Render every line of the rows below as a Markdown table with two columns, Index and Entry, numbering the lines in order and omitting any blank lines.

(Spatial layout data)
§ §
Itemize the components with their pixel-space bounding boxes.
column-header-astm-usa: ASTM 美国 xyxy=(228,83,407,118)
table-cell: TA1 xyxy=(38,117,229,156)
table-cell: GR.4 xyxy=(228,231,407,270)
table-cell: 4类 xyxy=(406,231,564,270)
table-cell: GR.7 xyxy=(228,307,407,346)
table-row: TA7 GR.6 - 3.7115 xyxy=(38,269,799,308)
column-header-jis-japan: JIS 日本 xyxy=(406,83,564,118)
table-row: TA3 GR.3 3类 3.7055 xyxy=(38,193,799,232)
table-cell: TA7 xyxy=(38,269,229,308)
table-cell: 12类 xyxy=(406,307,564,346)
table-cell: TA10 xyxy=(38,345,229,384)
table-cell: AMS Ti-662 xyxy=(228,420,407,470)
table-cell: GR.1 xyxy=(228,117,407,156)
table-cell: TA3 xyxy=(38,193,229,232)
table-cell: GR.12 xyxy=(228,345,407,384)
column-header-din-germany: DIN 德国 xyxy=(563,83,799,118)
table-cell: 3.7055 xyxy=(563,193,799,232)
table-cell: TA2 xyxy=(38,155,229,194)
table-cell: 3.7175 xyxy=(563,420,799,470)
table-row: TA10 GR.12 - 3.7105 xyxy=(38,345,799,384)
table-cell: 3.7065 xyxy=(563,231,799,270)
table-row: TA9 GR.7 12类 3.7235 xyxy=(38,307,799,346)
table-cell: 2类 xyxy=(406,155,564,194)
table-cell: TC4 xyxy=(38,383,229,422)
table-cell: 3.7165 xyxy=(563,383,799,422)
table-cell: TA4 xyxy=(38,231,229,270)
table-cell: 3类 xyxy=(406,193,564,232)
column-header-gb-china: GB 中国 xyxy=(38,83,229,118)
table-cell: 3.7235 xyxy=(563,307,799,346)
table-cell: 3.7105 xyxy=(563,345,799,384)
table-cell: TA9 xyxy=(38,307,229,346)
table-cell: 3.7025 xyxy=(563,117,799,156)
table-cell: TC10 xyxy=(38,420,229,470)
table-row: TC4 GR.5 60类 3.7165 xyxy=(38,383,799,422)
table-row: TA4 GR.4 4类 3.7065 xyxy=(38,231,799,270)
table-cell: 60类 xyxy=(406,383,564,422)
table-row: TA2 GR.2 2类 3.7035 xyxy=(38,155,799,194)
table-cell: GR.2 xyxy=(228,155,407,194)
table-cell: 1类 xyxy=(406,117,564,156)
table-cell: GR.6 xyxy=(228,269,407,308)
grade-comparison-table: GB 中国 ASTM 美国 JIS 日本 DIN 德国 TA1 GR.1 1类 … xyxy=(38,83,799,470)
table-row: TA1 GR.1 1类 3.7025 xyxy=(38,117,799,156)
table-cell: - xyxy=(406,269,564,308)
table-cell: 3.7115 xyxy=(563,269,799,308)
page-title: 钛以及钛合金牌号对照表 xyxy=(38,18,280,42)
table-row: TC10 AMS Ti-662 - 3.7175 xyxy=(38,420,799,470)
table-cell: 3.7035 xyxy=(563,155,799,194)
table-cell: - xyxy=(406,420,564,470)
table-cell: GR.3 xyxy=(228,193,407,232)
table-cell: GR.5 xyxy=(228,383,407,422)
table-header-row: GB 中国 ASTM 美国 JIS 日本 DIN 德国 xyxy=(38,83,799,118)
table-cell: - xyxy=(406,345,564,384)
§ §
■ **TASK SOLUTION**
| Index | Entry |
|---|---|
| 1 | Itemize the components with their pixel-space bounding boxes. |
| 2 | column-header-astm-usa: ASTM 美国 xyxy=(228,83,407,118) |
| 3 | table-cell: TA1 xyxy=(38,117,229,156) |
| 4 | table-cell: GR.4 xyxy=(228,231,407,270) |
| 5 | table-cell: 4类 xyxy=(406,231,564,270) |
| 6 | table-cell: GR.7 xyxy=(228,307,407,346) |
| 7 | table-row: TA7 GR.6 - 3.7115 xyxy=(38,269,799,308) |
| 8 | column-header-jis-japan: JIS 日本 xyxy=(406,83,564,118) |
| 9 | table-row: TA3 GR.3 3类 3.7055 xyxy=(38,193,799,232) |
| 10 | table-cell: TA7 xyxy=(38,269,229,308) |
| 11 | table-cell: 12类 xyxy=(406,307,564,346) |
| 12 | table-cell: TA10 xyxy=(38,345,229,384) |
| 13 | table-cell: AMS Ti-662 xyxy=(228,420,407,470) |
| 14 | table-cell: GR.1 xyxy=(228,117,407,156) |
| 15 | table-cell: TA3 xyxy=(38,193,229,232) |
| 16 | table-cell: GR.12 xyxy=(228,345,407,384) |
| 17 | column-header-din-germany: DIN 德国 xyxy=(563,83,799,118) |
| 18 | table-cell: 3.7055 xyxy=(563,193,799,232) |
| 19 | table-cell: TA2 xyxy=(38,155,229,194) |
| 20 | table-cell: 3.7175 xyxy=(563,420,799,470) |
| 21 | table-row: TA10 GR.12 - 3.7105 xyxy=(38,345,799,384) |
| 22 | table-cell: 3.7065 xyxy=(563,231,799,270) |
| 23 | table-row: TA9 GR.7 12类 3.7235 xyxy=(38,307,799,346) |
| 24 | table-cell: 2类 xyxy=(406,155,564,194) |
| 25 | table-cell: TC4 xyxy=(38,383,229,422) |
| 26 | table-cell: 3.7165 xyxy=(563,383,799,422) |
| 27 | table-cell: TA4 xyxy=(38,231,229,270) |
| 28 | table-cell: 3类 xyxy=(406,193,564,232) |
| 29 | column-header-gb-china: GB 中国 xyxy=(38,83,229,118) |
| 30 | table-cell: 3.7235 xyxy=(563,307,799,346) |
| 31 | table-cell: 3.7105 xyxy=(563,345,799,384) |
| 32 | table-cell: TA9 xyxy=(38,307,229,346) |
| 33 | table-cell: 3.7025 xyxy=(563,117,799,156) |
| 34 | table-cell: TC10 xyxy=(38,420,229,470) |
| 35 | table-row: TC4 GR.5 60类 3.7165 xyxy=(38,383,799,422) |
| 36 | table-row: TA4 GR.4 4类 3.7065 xyxy=(38,231,799,270) |
| 37 | table-cell: 60类 xyxy=(406,383,564,422) |
| 38 | table-row: TA2 GR.2 2类 3.7035 xyxy=(38,155,799,194) |
| 39 | table-cell: GR.2 xyxy=(228,155,407,194) |
| 40 | table-cell: 1类 xyxy=(406,117,564,156) |
| 41 | table-cell: GR.6 xyxy=(228,269,407,308) |
| 42 | grade-comparison-table: GB 中国 ASTM 美国 JIS 日本 DIN 德国 TA1 GR.1 1类 … xyxy=(38,83,799,470) |
| 43 | table-row: TA1 GR.1 1类 3.7025 xyxy=(38,117,799,156) |
| 44 | table-cell: - xyxy=(406,269,564,308) |
| 45 | table-cell: 3.7115 xyxy=(563,269,799,308) |
| 46 | page-title: 钛以及钛合金牌号对照表 xyxy=(38,18,280,42) |
| 47 | table-row: TC10 AMS Ti-662 - 3.7175 xyxy=(38,420,799,470) |
| 48 | table-cell: 3.7035 xyxy=(563,155,799,194) |
| 49 | table-cell: - xyxy=(406,420,564,470) |
| 50 | table-cell: GR.3 xyxy=(228,193,407,232) |
| 51 | table-cell: GR.5 xyxy=(228,383,407,422) |
| 52 | table-header-row: GB 中国 ASTM 美国 JIS 日本 DIN 德国 xyxy=(38,83,799,118) |
| 53 | table-cell: - xyxy=(406,345,564,384) |